— Start —

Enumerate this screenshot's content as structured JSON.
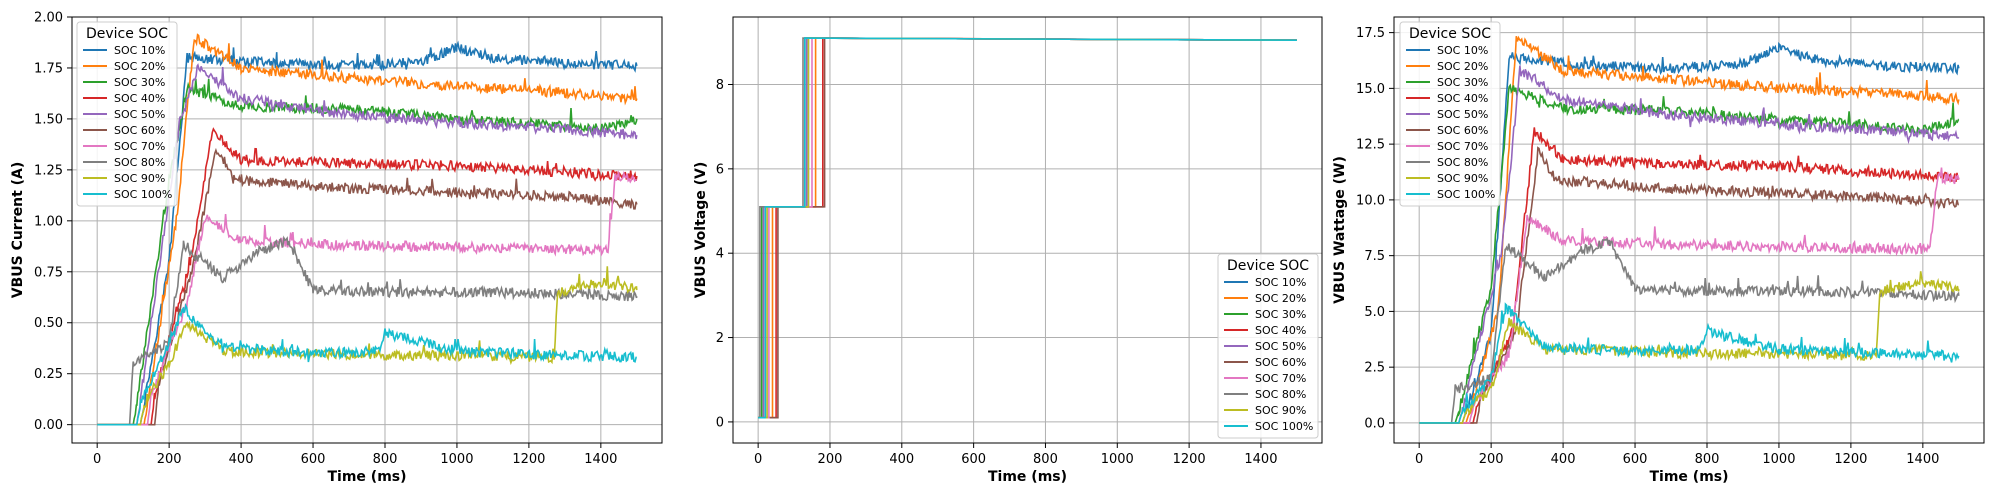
{
  "chart_data": [
    {
      "type": "line",
      "title": "",
      "xlabel": "Time (ms)",
      "ylabel": "VBUS Current (A)",
      "xlim": [
        -70,
        1570
      ],
      "ylim": [
        -0.09,
        2.0
      ],
      "xticks": [
        0,
        200,
        400,
        600,
        800,
        1000,
        1200,
        1400
      ],
      "yticks": [
        0.0,
        0.25,
        0.5,
        0.75,
        1.0,
        1.25,
        1.5,
        1.75,
        2.0
      ],
      "ytick_labels": [
        "0.00",
        "0.25",
        "0.50",
        "0.75",
        "1.00",
        "1.25",
        "1.50",
        "1.75",
        "2.00"
      ],
      "grid": true,
      "legend": {
        "title": "Device SOC",
        "position": "top-left"
      },
      "series": [
        {
          "name": "SOC 10%",
          "color": "#1f77b4",
          "x": [
            0,
            120,
            130,
            200,
            250,
            500,
            700,
            900,
            1000,
            1100,
            1300,
            1500
          ],
          "y": [
            0.0,
            0.0,
            0.1,
            0.8,
            1.8,
            1.77,
            1.76,
            1.78,
            1.85,
            1.8,
            1.77,
            1.76
          ]
        },
        {
          "name": "SOC 20%",
          "color": "#ff7f0e",
          "x": [
            0,
            130,
            140,
            220,
            270,
            400,
            700,
            1000,
            1300,
            1500
          ],
          "y": [
            0.0,
            0.0,
            0.1,
            1.0,
            1.9,
            1.75,
            1.7,
            1.66,
            1.63,
            1.6
          ]
        },
        {
          "name": "SOC 30%",
          "color": "#2ca02c",
          "x": [
            0,
            100,
            110,
            200,
            250,
            400,
            700,
            1000,
            1200,
            1400,
            1500
          ],
          "y": [
            0.0,
            0.0,
            0.1,
            1.2,
            1.65,
            1.56,
            1.55,
            1.5,
            1.48,
            1.45,
            1.5
          ]
        },
        {
          "name": "SOC 40%",
          "color": "#d62728",
          "x": [
            0,
            150,
            160,
            260,
            320,
            400,
            700,
            1000,
            1300,
            1500
          ],
          "y": [
            0.0,
            0.0,
            0.15,
            0.8,
            1.45,
            1.3,
            1.28,
            1.27,
            1.24,
            1.22
          ]
        },
        {
          "name": "SOC 50%",
          "color": "#9467bd",
          "x": [
            0,
            110,
            120,
            230,
            280,
            400,
            700,
            1000,
            1300,
            1500
          ],
          "y": [
            0.0,
            0.0,
            0.12,
            1.5,
            1.75,
            1.6,
            1.52,
            1.48,
            1.45,
            1.42
          ]
        },
        {
          "name": "SOC 60%",
          "color": "#8c564b",
          "x": [
            0,
            160,
            170,
            270,
            330,
            380,
            700,
            1000,
            1300,
            1500
          ],
          "y": [
            0.0,
            0.0,
            0.2,
            0.8,
            1.35,
            1.2,
            1.16,
            1.14,
            1.12,
            1.08
          ]
        },
        {
          "name": "SOC 70%",
          "color": "#e377c2",
          "x": [
            0,
            140,
            150,
            250,
            300,
            400,
            700,
            1000,
            1300,
            1420,
            1440,
            1500
          ],
          "y": [
            0.0,
            0.0,
            0.15,
            0.6,
            1.02,
            0.9,
            0.88,
            0.87,
            0.86,
            0.86,
            1.22,
            1.2
          ]
        },
        {
          "name": "SOC 80%",
          "color": "#7f7f7f",
          "x": [
            0,
            90,
            100,
            200,
            240,
            350,
            450,
            530,
            600,
            800,
            1100,
            1500
          ],
          "y": [
            0.0,
            0.0,
            0.3,
            0.4,
            0.88,
            0.72,
            0.85,
            0.9,
            0.66,
            0.65,
            0.65,
            0.63
          ]
        },
        {
          "name": "SOC 90%",
          "color": "#bcbd22",
          "x": [
            0,
            120,
            130,
            200,
            250,
            350,
            600,
            800,
            1000,
            1270,
            1280,
            1400,
            1500
          ],
          "y": [
            0.0,
            0.0,
            0.1,
            0.3,
            0.5,
            0.36,
            0.35,
            0.34,
            0.34,
            0.33,
            0.65,
            0.7,
            0.66
          ]
        },
        {
          "name": "SOC 100%",
          "color": "#17becf",
          "x": [
            0,
            110,
            120,
            200,
            240,
            350,
            600,
            780,
            800,
            1000,
            1300,
            1500
          ],
          "y": [
            0.0,
            0.0,
            0.1,
            0.4,
            0.57,
            0.38,
            0.35,
            0.36,
            0.45,
            0.36,
            0.34,
            0.33
          ]
        }
      ]
    },
    {
      "type": "line",
      "title": "",
      "xlabel": "Time (ms)",
      "ylabel": "VBUS Voltage (V)",
      "xlim": [
        -70,
        1570
      ],
      "ylim": [
        -0.5,
        9.6
      ],
      "xticks": [
        0,
        200,
        400,
        600,
        800,
        1000,
        1200,
        1400
      ],
      "yticks": [
        0,
        2,
        4,
        6,
        8
      ],
      "ytick_labels": [
        "0",
        "2",
        "4",
        "6",
        "8"
      ],
      "grid": true,
      "legend": {
        "title": "Device SOC",
        "position": "bottom-right"
      },
      "series": [
        {
          "name": "SOC 10%",
          "color": "#1f77b4",
          "x": [
            0,
            20,
            20,
            140,
            140,
            1500
          ],
          "y": [
            0.1,
            0.1,
            5.1,
            5.1,
            9.1,
            9.05
          ]
        },
        {
          "name": "SOC 20%",
          "color": "#ff7f0e",
          "x": [
            0,
            40,
            40,
            160,
            160,
            1500
          ],
          "y": [
            0.1,
            0.1,
            5.1,
            5.1,
            9.1,
            9.05
          ]
        },
        {
          "name": "SOC 30%",
          "color": "#2ca02c",
          "x": [
            0,
            10,
            10,
            130,
            130,
            1500
          ],
          "y": [
            0.1,
            0.1,
            5.1,
            5.1,
            9.1,
            9.05
          ]
        },
        {
          "name": "SOC 40%",
          "color": "#d62728",
          "x": [
            0,
            50,
            50,
            180,
            180,
            1500
          ],
          "y": [
            0.1,
            0.1,
            5.1,
            5.1,
            9.1,
            9.05
          ]
        },
        {
          "name": "SOC 50%",
          "color": "#9467bd",
          "x": [
            0,
            15,
            15,
            135,
            135,
            1500
          ],
          "y": [
            0.1,
            0.1,
            5.1,
            5.1,
            9.1,
            9.05
          ]
        },
        {
          "name": "SOC 60%",
          "color": "#8c564b",
          "x": [
            0,
            55,
            55,
            185,
            185,
            1500
          ],
          "y": [
            0.1,
            0.1,
            5.1,
            5.1,
            9.1,
            9.05
          ]
        },
        {
          "name": "SOC 70%",
          "color": "#e377c2",
          "x": [
            0,
            30,
            30,
            150,
            150,
            1500
          ],
          "y": [
            0.1,
            0.1,
            5.1,
            5.1,
            9.1,
            9.05
          ]
        },
        {
          "name": "SOC 80%",
          "color": "#7f7f7f",
          "x": [
            0,
            5,
            5,
            125,
            125,
            1500
          ],
          "y": [
            0.1,
            0.1,
            5.1,
            5.1,
            9.1,
            9.05
          ]
        },
        {
          "name": "SOC 90%",
          "color": "#bcbd22",
          "x": [
            0,
            25,
            25,
            140,
            140,
            1500
          ],
          "y": [
            0.1,
            0.1,
            5.1,
            5.1,
            9.1,
            9.05
          ]
        },
        {
          "name": "SOC 100%",
          "color": "#17becf",
          "x": [
            0,
            20,
            20,
            130,
            130,
            1500
          ],
          "y": [
            0.1,
            0.1,
            5.1,
            5.1,
            9.1,
            9.05
          ]
        }
      ]
    },
    {
      "type": "line",
      "title": "",
      "xlabel": "Time (ms)",
      "ylabel": "VBUS Wattage (W)",
      "xlim": [
        -70,
        1570
      ],
      "ylim": [
        -0.9,
        18.2
      ],
      "xticks": [
        0,
        200,
        400,
        600,
        800,
        1000,
        1200,
        1400
      ],
      "yticks": [
        0.0,
        2.5,
        5.0,
        7.5,
        10.0,
        12.5,
        15.0,
        17.5
      ],
      "ytick_labels": [
        "0.0",
        "2.5",
        "5.0",
        "7.5",
        "10.0",
        "12.5",
        "15.0",
        "17.5"
      ],
      "grid": true,
      "legend": {
        "title": "Device SOC",
        "position": "top-left"
      },
      "series": [
        {
          "name": "SOC 10%",
          "color": "#1f77b4",
          "x": [
            0,
            120,
            130,
            200,
            250,
            500,
            700,
            900,
            1000,
            1100,
            1300,
            1500
          ],
          "y": [
            0.0,
            0.0,
            0.5,
            4.0,
            16.4,
            16.0,
            15.9,
            16.1,
            16.8,
            16.3,
            16.0,
            15.9
          ]
        },
        {
          "name": "SOC 20%",
          "color": "#ff7f0e",
          "x": [
            0,
            130,
            140,
            220,
            270,
            400,
            700,
            1000,
            1300,
            1500
          ],
          "y": [
            0.0,
            0.0,
            0.5,
            5.1,
            17.3,
            15.8,
            15.4,
            15.0,
            14.8,
            14.5
          ]
        },
        {
          "name": "SOC 30%",
          "color": "#2ca02c",
          "x": [
            0,
            100,
            110,
            200,
            250,
            400,
            700,
            1000,
            1200,
            1400,
            1500
          ],
          "y": [
            0.0,
            0.0,
            0.5,
            6.1,
            15.0,
            14.1,
            14.0,
            13.6,
            13.4,
            13.1,
            13.6
          ]
        },
        {
          "name": "SOC 40%",
          "color": "#d62728",
          "x": [
            0,
            150,
            160,
            260,
            320,
            400,
            700,
            1000,
            1300,
            1500
          ],
          "y": [
            0.0,
            0.0,
            0.8,
            4.1,
            13.1,
            11.8,
            11.6,
            11.5,
            11.2,
            11.0
          ]
        },
        {
          "name": "SOC 50%",
          "color": "#9467bd",
          "x": [
            0,
            110,
            120,
            230,
            280,
            400,
            700,
            1000,
            1300,
            1500
          ],
          "y": [
            0.0,
            0.0,
            0.6,
            7.7,
            15.8,
            14.5,
            13.8,
            13.4,
            13.1,
            12.8
          ]
        },
        {
          "name": "SOC 60%",
          "color": "#8c564b",
          "x": [
            0,
            160,
            170,
            270,
            330,
            380,
            700,
            1000,
            1300,
            1500
          ],
          "y": [
            0.0,
            0.0,
            1.0,
            4.1,
            12.2,
            10.9,
            10.5,
            10.3,
            10.1,
            9.8
          ]
        },
        {
          "name": "SOC 70%",
          "color": "#e377c2",
          "x": [
            0,
            140,
            150,
            250,
            300,
            400,
            700,
            1000,
            1300,
            1420,
            1440,
            1500
          ],
          "y": [
            0.0,
            0.0,
            0.8,
            3.1,
            9.2,
            8.2,
            8.0,
            7.9,
            7.8,
            7.8,
            11.0,
            10.9
          ]
        },
        {
          "name": "SOC 80%",
          "color": "#7f7f7f",
          "x": [
            0,
            90,
            100,
            200,
            240,
            350,
            450,
            530,
            600,
            800,
            1100,
            1500
          ],
          "y": [
            0.0,
            0.0,
            1.5,
            2.0,
            8.0,
            6.5,
            7.7,
            8.1,
            6.0,
            5.9,
            5.9,
            5.7
          ]
        },
        {
          "name": "SOC 90%",
          "color": "#bcbd22",
          "x": [
            0,
            120,
            130,
            200,
            250,
            350,
            600,
            800,
            1000,
            1270,
            1280,
            1400,
            1500
          ],
          "y": [
            0.0,
            0.0,
            0.5,
            1.5,
            4.5,
            3.3,
            3.2,
            3.1,
            3.1,
            3.0,
            5.9,
            6.3,
            6.0
          ]
        },
        {
          "name": "SOC 100%",
          "color": "#17becf",
          "x": [
            0,
            110,
            120,
            200,
            240,
            350,
            600,
            780,
            800,
            1000,
            1300,
            1500
          ],
          "y": [
            0.0,
            0.0,
            0.5,
            2.0,
            5.2,
            3.4,
            3.2,
            3.3,
            4.1,
            3.3,
            3.1,
            3.0
          ]
        }
      ]
    }
  ]
}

— End —

» Written problem
What is the number of lines above that hold the string "VBUS"? Answer with that number alone.

» Answer to the exercise
3